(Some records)
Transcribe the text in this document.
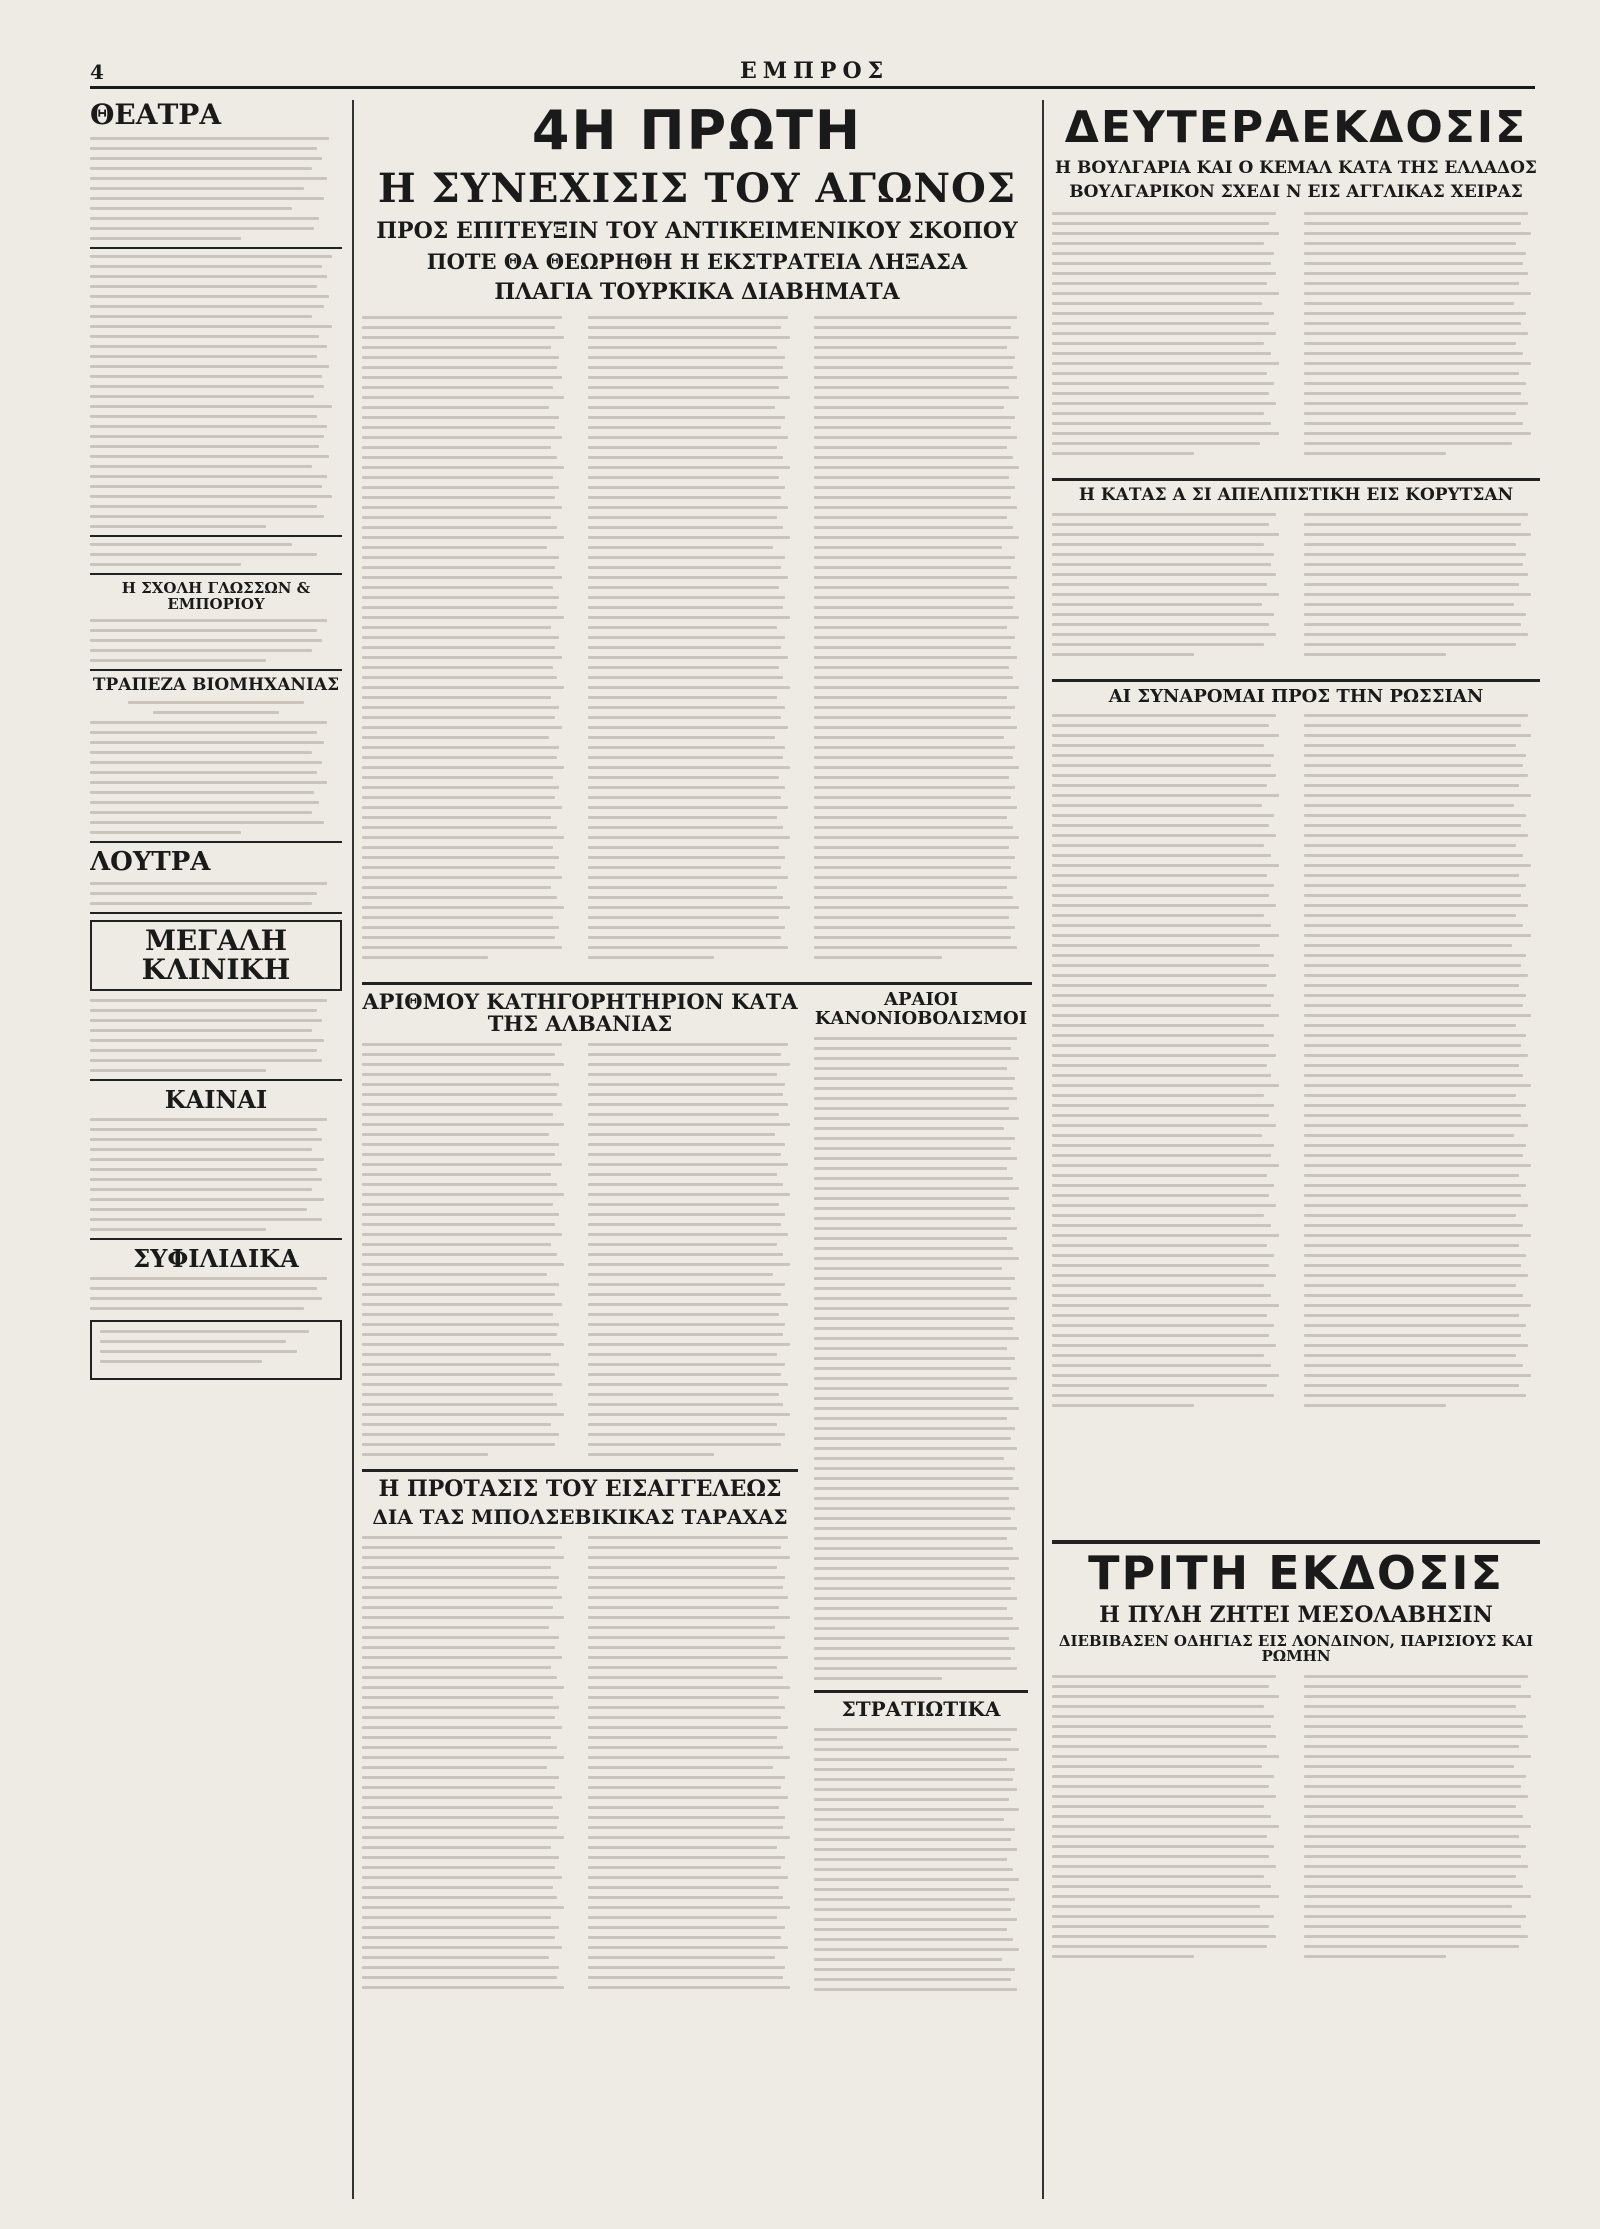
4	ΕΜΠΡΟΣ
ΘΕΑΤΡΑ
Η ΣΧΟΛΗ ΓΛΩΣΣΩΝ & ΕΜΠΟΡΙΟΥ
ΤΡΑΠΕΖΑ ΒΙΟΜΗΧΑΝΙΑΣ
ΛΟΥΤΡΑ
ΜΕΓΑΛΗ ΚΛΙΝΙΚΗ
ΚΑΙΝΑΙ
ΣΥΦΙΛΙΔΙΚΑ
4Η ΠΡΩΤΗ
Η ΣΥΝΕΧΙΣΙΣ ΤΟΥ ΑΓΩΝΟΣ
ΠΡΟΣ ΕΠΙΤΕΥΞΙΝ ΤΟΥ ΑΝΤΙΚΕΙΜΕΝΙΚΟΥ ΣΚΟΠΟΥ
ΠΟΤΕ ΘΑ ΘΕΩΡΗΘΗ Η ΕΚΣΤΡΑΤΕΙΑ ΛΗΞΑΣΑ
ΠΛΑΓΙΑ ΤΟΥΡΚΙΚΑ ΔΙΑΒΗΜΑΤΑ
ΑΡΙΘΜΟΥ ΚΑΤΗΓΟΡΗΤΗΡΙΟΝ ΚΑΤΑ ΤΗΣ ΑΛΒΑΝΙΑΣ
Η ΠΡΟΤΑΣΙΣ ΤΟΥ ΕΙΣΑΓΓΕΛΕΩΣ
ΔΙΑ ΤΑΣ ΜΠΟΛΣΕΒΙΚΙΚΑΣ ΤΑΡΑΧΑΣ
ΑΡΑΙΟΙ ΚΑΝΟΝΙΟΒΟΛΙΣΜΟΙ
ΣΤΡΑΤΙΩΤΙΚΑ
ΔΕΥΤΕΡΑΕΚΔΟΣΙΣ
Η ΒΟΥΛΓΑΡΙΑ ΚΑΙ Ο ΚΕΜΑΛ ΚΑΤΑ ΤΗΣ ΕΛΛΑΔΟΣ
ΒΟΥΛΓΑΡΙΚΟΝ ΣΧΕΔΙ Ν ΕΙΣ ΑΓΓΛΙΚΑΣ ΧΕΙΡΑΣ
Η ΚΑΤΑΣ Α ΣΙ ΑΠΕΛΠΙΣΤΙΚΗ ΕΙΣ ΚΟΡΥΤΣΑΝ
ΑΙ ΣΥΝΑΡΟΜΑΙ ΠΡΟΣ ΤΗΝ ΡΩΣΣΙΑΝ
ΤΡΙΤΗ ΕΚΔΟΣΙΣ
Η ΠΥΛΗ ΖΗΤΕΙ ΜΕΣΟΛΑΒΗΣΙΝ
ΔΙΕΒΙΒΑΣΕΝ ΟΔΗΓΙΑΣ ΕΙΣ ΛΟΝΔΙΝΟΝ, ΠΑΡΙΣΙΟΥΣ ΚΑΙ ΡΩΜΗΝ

- **WRITTEN PROBLEM**: In your copy, repeat each record exactly and include no pictures.

- **COMPLETED EXERCISE**:
Transcribe the text in this document.
4	ΕΜΠΡΟΣ
ΘΕΑΤΡΑ
Η ΣΧΟΛΗ ΓΛΩΣΣΩΝ & ΕΜΠΟΡΙΟΥ
ΤΡΑΠΕΖΑ ΒΙΟΜΗΧΑΝΙΑΣ
ΛΟΥΤΡΑ
ΜΕΓΑΛΗ ΚΛΙΝΙΚΗ
ΚΑΙΝΑΙ
ΣΥΦΙΛΙΔΙΚΑ
4Η ΠΡΩΤΗ
Η ΣΥΝΕΧΙΣΙΣ ΤΟΥ ΑΓΩΝΟΣ
ΠΡΟΣ ΕΠΙΤΕΥΞΙΝ ΤΟΥ ΑΝΤΙΚΕΙΜΕΝΙΚΟΥ ΣΚΟΠΟΥ
ΠΟΤΕ ΘΑ ΘΕΩΡΗΘΗ Η ΕΚΣΤΡΑΤΕΙΑ ΛΗΞΑΣΑ
ΠΛΑΓΙΑ ΤΟΥΡΚΙΚΑ ΔΙΑΒΗΜΑΤΑ
ΑΡΙΘΜΟΥ ΚΑΤΗΓΟΡΗΤΗΡΙΟΝ ΚΑΤΑ ΤΗΣ ΑΛΒΑΝΙΑΣ
Η ΠΡΟΤΑΣΙΣ ΤΟΥ ΕΙΣΑΓΓΕΛΕΩΣ
ΔΙΑ ΤΑΣ ΜΠΟΛΣΕΒΙΚΙΚΑΣ ΤΑΡΑΧΑΣ
ΑΡΑΙΟΙ ΚΑΝΟΝΙΟΒΟΛΙΣΜΟΙ
ΣΤΡΑΤΙΩΤΙΚΑ
ΔΕΥΤΕΡΑΕΚΔΟΣΙΣ
Η ΒΟΥΛΓΑΡΙΑ ΚΑΙ Ο ΚΕΜΑΛ ΚΑΤΑ ΤΗΣ ΕΛΛΑΔΟΣ
ΒΟΥΛΓΑΡΙΚΟΝ ΣΧΕΔΙ Ν ΕΙΣ ΑΓΓΛΙΚΑΣ ΧΕΙΡΑΣ
Η ΚΑΤΑΣ Α ΣΙ ΑΠΕΛΠΙΣΤΙΚΗ ΕΙΣ ΚΟΡΥΤΣΑΝ
ΑΙ ΣΥΝΑΡΟΜΑΙ ΠΡΟΣ ΤΗΝ ΡΩΣΣΙΑΝ
ΤΡΙΤΗ ΕΚΔΟΣΙΣ
Η ΠΥΛΗ ΖΗΤΕΙ ΜΕΣΟΛΑΒΗΣΙΝ
ΔΙΕΒΙΒΑΣΕΝ ΟΔΗΓΙΑΣ ΕΙΣ ΛΟΝΔΙΝΟΝ, ΠΑΡΙΣΙΟΥΣ ΚΑΙ ΡΩΜΗΝ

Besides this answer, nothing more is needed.